*Your objective*. Leave out the pictures and copy each record below exactly.
----
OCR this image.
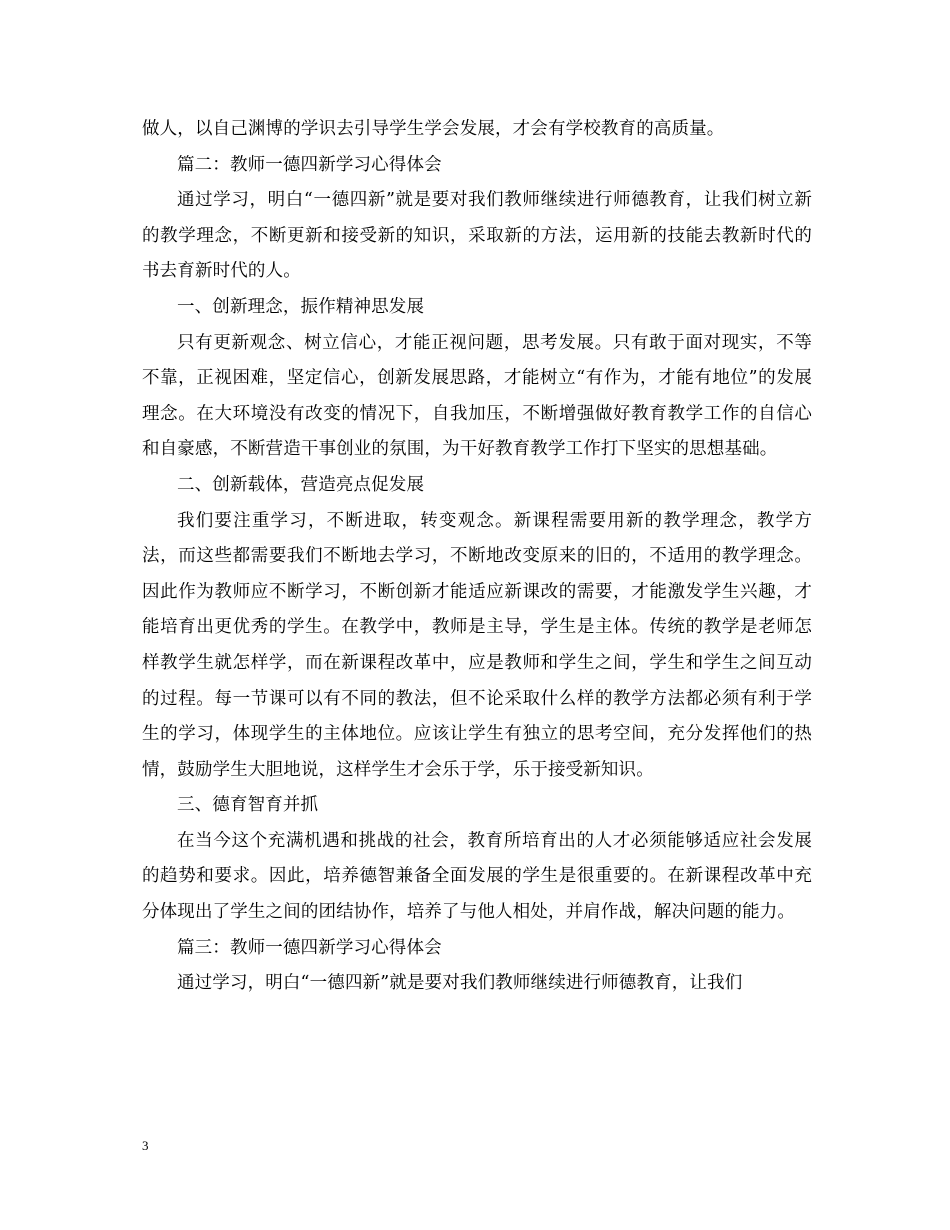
做人，以自己渊博的学识去引导学生学会发展，才会有学校教育的高质量。

篇二：教师一德四新学习心得体会

通过学习，明白“一德四新”就是要对我们教师继续进行师德教育，让我们树立新的教学理念，不断更新和接受新的知识，采取新的方法，运用新的技能去教新时代的书去育新时代的人。

一、创新理念，振作精神思发展

只有更新观念、树立信心，才能正视问题，思考发展。只有敢于面对现实，不等不靠，正视困难，坚定信心，创新发展思路，才能树立“有作为，才能有地位”的发展理念。在大环境没有改变的情况下，自我加压，不断增强做好教育教学工作的自信心和自豪感，不断营造干事创业的氛围，为干好教育教学工作打下坚实的思想基础。

二、创新载体，营造亮点促发展

我们要注重学习，不断进取，转变观念。新课程需要用新的教学理念，教学方法，而这些都需要我们不断地去学习，不断地改变原来的旧的，不适用的教学理念。因此作为教师应不断学习，不断创新才能适应新课改的需要，才能激发学生兴趣，才能培育出更优秀的学生。在教学中，教师是主导，学生是主体。传统的教学是老师怎样教学生就怎样学，而在新课程改革中，应是教师和学生之间，学生和学生之间互动的过程。每一节课可以有不同的教法，但不论采取什么样的教学方法都必须有利于学生的学习，体现学生的主体地位。应该让学生有独立的思考空间，充分发挥他们的热情，鼓励学生大胆地说，这样学生才会乐于学，乐于接受新知识。

三、德育智育并抓

在当今这个充满机遇和挑战的社会，教育所培育出的人才必须能够适应社会发展的趋势和要求。因此，培养德智兼备全面发展的学生是很重要的。在新课程改革中充分体现出了学生之间的团结协作，培养了与他人相处，并肩作战，解决问题的能力。

篇三：教师一德四新学习心得体会

通过学习，明白“一德四新”就是要对我们教师继续进行师德教育，让我们

3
----
*Final result*.
OCR this image.
做人，以自己渊博的学识去引导学生学会发展，才会有学校教育的高质量。

篇二：教师一德四新学习心得体会

通过学习，明白“一德四新”就是要对我们教师继续进行师德教育，让我们树立新的教学理念，不断更新和接受新的知识，采取新的方法，运用新的技能去教新时代的书去育新时代的人。

一、创新理念，振作精神思发展

只有更新观念、树立信心，才能正视问题，思考发展。只有敢于面对现实，不等不靠，正视困难，坚定信心，创新发展思路，才能树立“有作为，才能有地位”的发展理念。在大环境没有改变的情况下，自我加压，不断增强做好教育教学工作的自信心和自豪感，不断营造干事创业的氛围，为干好教育教学工作打下坚实的思想基础。

二、创新载体，营造亮点促发展

我们要注重学习，不断进取，转变观念。新课程需要用新的教学理念，教学方法，而这些都需要我们不断地去学习，不断地改变原来的旧的，不适用的教学理念。因此作为教师应不断学习，不断创新才能适应新课改的需要，才能激发学生兴趣，才能培育出更优秀的学生。在教学中，教师是主导，学生是主体。传统的教学是老师怎样教学生就怎样学，而在新课程改革中，应是教师和学生之间，学生和学生之间互动的过程。每一节课可以有不同的教法，但不论采取什么样的教学方法都必须有利于学生的学习，体现学生的主体地位。应该让学生有独立的思考空间，充分发挥他们的热情，鼓励学生大胆地说，这样学生才会乐于学，乐于接受新知识。

三、德育智育并抓

在当今这个充满机遇和挑战的社会，教育所培育出的人才必须能够适应社会发展的趋势和要求。因此，培养德智兼备全面发展的学生是很重要的。在新课程改革中充分体现出了学生之间的团结协作，培养了与他人相处，并肩作战，解决问题的能力。

篇三：教师一德四新学习心得体会

通过学习，明白“一德四新”就是要对我们教师继续进行师德教育，让我们

3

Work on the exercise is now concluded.